#### Task prompt
Restate the records in their entirety, word for word.

#### Data
::::::::

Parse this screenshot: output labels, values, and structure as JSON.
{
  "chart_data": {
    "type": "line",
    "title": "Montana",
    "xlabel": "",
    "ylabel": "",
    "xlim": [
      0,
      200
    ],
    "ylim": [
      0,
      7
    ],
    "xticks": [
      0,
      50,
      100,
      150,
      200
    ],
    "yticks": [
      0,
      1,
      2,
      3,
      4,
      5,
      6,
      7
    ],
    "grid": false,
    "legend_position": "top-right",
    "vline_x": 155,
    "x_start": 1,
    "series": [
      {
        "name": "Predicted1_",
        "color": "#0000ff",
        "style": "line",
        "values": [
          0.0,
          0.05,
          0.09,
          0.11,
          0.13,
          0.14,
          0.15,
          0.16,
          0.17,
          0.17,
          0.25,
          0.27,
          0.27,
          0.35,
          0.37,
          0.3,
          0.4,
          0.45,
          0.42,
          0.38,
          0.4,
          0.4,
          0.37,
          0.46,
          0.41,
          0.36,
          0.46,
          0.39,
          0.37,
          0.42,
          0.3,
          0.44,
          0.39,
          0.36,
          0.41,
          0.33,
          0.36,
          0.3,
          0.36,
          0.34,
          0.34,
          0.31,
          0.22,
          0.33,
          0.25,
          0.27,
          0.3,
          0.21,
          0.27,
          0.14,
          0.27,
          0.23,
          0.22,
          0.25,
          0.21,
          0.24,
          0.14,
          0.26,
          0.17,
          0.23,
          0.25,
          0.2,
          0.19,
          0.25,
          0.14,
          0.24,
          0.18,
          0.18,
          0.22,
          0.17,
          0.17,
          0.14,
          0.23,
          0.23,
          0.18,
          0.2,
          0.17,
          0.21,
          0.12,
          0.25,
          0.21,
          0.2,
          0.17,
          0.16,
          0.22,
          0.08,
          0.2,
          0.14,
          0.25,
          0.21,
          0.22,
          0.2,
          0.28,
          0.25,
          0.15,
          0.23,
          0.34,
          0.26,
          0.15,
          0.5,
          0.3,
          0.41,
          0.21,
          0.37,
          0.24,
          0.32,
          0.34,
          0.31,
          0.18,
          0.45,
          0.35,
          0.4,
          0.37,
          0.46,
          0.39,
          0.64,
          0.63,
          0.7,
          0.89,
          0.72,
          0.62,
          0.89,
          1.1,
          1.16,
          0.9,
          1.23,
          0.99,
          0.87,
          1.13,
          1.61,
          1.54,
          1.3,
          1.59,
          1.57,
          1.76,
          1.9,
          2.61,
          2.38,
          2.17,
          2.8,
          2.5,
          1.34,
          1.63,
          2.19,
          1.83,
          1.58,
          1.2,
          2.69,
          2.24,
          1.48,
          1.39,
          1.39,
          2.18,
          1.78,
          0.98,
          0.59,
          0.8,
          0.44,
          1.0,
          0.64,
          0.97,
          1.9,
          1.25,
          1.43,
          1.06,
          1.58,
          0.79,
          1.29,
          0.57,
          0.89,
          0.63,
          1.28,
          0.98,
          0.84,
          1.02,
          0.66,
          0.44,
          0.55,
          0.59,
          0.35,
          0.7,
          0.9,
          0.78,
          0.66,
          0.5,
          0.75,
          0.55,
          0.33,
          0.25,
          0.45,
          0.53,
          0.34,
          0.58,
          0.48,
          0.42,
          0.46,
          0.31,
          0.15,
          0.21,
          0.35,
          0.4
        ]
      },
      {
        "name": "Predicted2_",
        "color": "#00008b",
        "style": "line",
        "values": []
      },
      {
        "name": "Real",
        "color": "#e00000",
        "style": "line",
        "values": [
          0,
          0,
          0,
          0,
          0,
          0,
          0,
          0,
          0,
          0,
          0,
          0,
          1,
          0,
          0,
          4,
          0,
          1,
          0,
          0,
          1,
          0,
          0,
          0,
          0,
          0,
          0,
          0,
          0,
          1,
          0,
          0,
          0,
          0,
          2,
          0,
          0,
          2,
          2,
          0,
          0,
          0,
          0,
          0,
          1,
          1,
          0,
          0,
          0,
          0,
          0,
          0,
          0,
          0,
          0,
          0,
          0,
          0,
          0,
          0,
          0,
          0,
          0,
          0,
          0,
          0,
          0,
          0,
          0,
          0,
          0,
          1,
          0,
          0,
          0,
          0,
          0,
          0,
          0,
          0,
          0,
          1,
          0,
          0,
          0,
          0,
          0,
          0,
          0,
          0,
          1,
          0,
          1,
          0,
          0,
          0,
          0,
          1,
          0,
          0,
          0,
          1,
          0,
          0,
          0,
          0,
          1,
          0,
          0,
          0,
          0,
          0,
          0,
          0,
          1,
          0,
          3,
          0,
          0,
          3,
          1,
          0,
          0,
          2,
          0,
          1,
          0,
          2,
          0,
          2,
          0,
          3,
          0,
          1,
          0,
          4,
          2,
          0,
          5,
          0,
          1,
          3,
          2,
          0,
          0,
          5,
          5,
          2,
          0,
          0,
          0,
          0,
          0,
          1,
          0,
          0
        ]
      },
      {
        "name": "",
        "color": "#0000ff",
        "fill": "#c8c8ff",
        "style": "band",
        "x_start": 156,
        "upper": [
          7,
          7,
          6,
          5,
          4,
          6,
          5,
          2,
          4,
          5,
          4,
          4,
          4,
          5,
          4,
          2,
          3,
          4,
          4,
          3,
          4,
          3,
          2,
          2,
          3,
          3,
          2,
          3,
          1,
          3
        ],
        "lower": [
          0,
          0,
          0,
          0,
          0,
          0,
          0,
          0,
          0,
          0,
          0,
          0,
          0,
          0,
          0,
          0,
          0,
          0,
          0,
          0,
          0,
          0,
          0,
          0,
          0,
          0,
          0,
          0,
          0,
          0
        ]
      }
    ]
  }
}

::::::::

#### Finished answer
Parse this screenshot: output labels, values, and structure as JSON.
{
  "chart_data": {
    "type": "line",
    "title": "Montana",
    "xlabel": "",
    "ylabel": "",
    "xlim": [
      0,
      200
    ],
    "ylim": [
      0,
      7
    ],
    "xticks": [
      0,
      50,
      100,
      150,
      200
    ],
    "yticks": [
      0,
      1,
      2,
      3,
      4,
      5,
      6,
      7
    ],
    "grid": false,
    "legend_position": "top-right",
    "vline_x": 155,
    "x_start": 1,
    "series": [
      {
        "name": "Predicted1_",
        "color": "#0000ff",
        "style": "line",
        "values": [
          0.0,
          0.05,
          0.09,
          0.11,
          0.13,
          0.14,
          0.15,
          0.16,
          0.17,
          0.17,
          0.25,
          0.27,
          0.27,
          0.35,
          0.37,
          0.3,
          0.4,
          0.45,
          0.42,
          0.38,
          0.4,
          0.4,
          0.37,
          0.46,
          0.41,
          0.36,
          0.46,
          0.39,
          0.37,
          0.42,
          0.3,
          0.44,
          0.39,
          0.36,
          0.41,
          0.33,
          0.36,
          0.3,
          0.36,
          0.34,
          0.34,
          0.31,
          0.22,
          0.33,
          0.25,
          0.27,
          0.3,
          0.21,
          0.27,
          0.14,
          0.27,
          0.23,
          0.22,
          0.25,
          0.21,
          0.24,
          0.14,
          0.26,
          0.17,
          0.23,
          0.25,
          0.2,
          0.19,
          0.25,
          0.14,
          0.24,
          0.18,
          0.18,
          0.22,
          0.17,
          0.17,
          0.14,
          0.23,
          0.23,
          0.18,
          0.2,
          0.17,
          0.21,
          0.12,
          0.25,
          0.21,
          0.2,
          0.17,
          0.16,
          0.22,
          0.08,
          0.2,
          0.14,
          0.25,
          0.21,
          0.22,
          0.2,
          0.28,
          0.25,
          0.15,
          0.23,
          0.34,
          0.26,
          0.15,
          0.5,
          0.3,
          0.41,
          0.21,
          0.37,
          0.24,
          0.32,
          0.34,
          0.31,
          0.18,
          0.45,
          0.35,
          0.4,
          0.37,
          0.46,
          0.39,
          0.64,
          0.63,
          0.7,
          0.89,
          0.72,
          0.62,
          0.89,
          1.1,
          1.16,
          0.9,
          1.23,
          0.99,
          0.87,
          1.13,
          1.61,
          1.54,
          1.3,
          1.59,
          1.57,
          1.76,
          1.9,
          2.61,
          2.38,
          2.17,
          2.8,
          2.5,
          1.34,
          1.63,
          2.19,
          1.83,
          1.58,
          1.2,
          2.69,
          2.24,
          1.48,
          1.39,
          1.39,
          2.18,
          1.78,
          0.98,
          0.59,
          0.8,
          0.44,
          1.0,
          0.64,
          0.97,
          1.9,
          1.25,
          1.43,
          1.06,
          1.58,
          0.79,
          1.29,
          0.57,
          0.89,
          0.63,
          1.28,
          0.98,
          0.84,
          1.02,
          0.66,
          0.44,
          0.55,
          0.59,
          0.35,
          0.7,
          0.9,
          0.78,
          0.66,
          0.5,
          0.75,
          0.55,
          0.33,
          0.25,
          0.45,
          0.53,
          0.34,
          0.58,
          0.48,
          0.42,
          0.46,
          0.31,
          0.15,
          0.21,
          0.35,
          0.4
        ]
      },
      {
        "name": "Predicted2_",
        "color": "#00008b",
        "style": "line",
        "values": []
      },
      {
        "name": "Real",
        "color": "#e00000",
        "style": "line",
        "values": [
          0,
          0,
          0,
          0,
          0,
          0,
          0,
          0,
          0,
          0,
          0,
          0,
          1,
          0,
          0,
          4,
          0,
          1,
          0,
          0,
          1,
          0,
          0,
          0,
          0,
          0,
          0,
          0,
          0,
          1,
          0,
          0,
          0,
          0,
          2,
          0,
          0,
          2,
          2,
          0,
          0,
          0,
          0,
          0,
          1,
          1,
          0,
          0,
          0,
          0,
          0,
          0,
          0,
          0,
          0,
          0,
          0,
          0,
          0,
          0,
          0,
          0,
          0,
          0,
          0,
          0,
          0,
          0,
          0,
          0,
          0,
          1,
          0,
          0,
          0,
          0,
          0,
          0,
          0,
          0,
          0,
          1,
          0,
          0,
          0,
          0,
          0,
          0,
          0,
          0,
          1,
          0,
          1,
          0,
          0,
          0,
          0,
          1,
          0,
          0,
          0,
          1,
          0,
          0,
          0,
          0,
          1,
          0,
          0,
          0,
          0,
          0,
          0,
          0,
          1,
          0,
          3,
          0,
          0,
          3,
          1,
          0,
          0,
          2,
          0,
          1,
          0,
          2,
          0,
          2,
          0,
          3,
          0,
          1,
          0,
          4,
          2,
          0,
          5,
          0,
          1,
          3,
          2,
          0,
          0,
          5,
          5,
          2,
          0,
          0,
          0,
          0,
          0,
          1,
          0,
          0
        ]
      },
      {
        "name": "",
        "color": "#0000ff",
        "fill": "#c8c8ff",
        "style": "band",
        "x_start": 156,
        "upper": [
          7,
          7,
          6,
          5,
          4,
          6,
          5,
          2,
          4,
          5,
          4,
          4,
          4,
          5,
          4,
          2,
          3,
          4,
          4,
          3,
          4,
          3,
          2,
          2,
          3,
          3,
          2,
          3,
          1,
          3
        ],
        "lower": [
          0,
          0,
          0,
          0,
          0,
          0,
          0,
          0,
          0,
          0,
          0,
          0,
          0,
          0,
          0,
          0,
          0,
          0,
          0,
          0,
          0,
          0,
          0,
          0,
          0,
          0,
          0,
          0,
          0,
          0
        ]
      }
    ]
  }
}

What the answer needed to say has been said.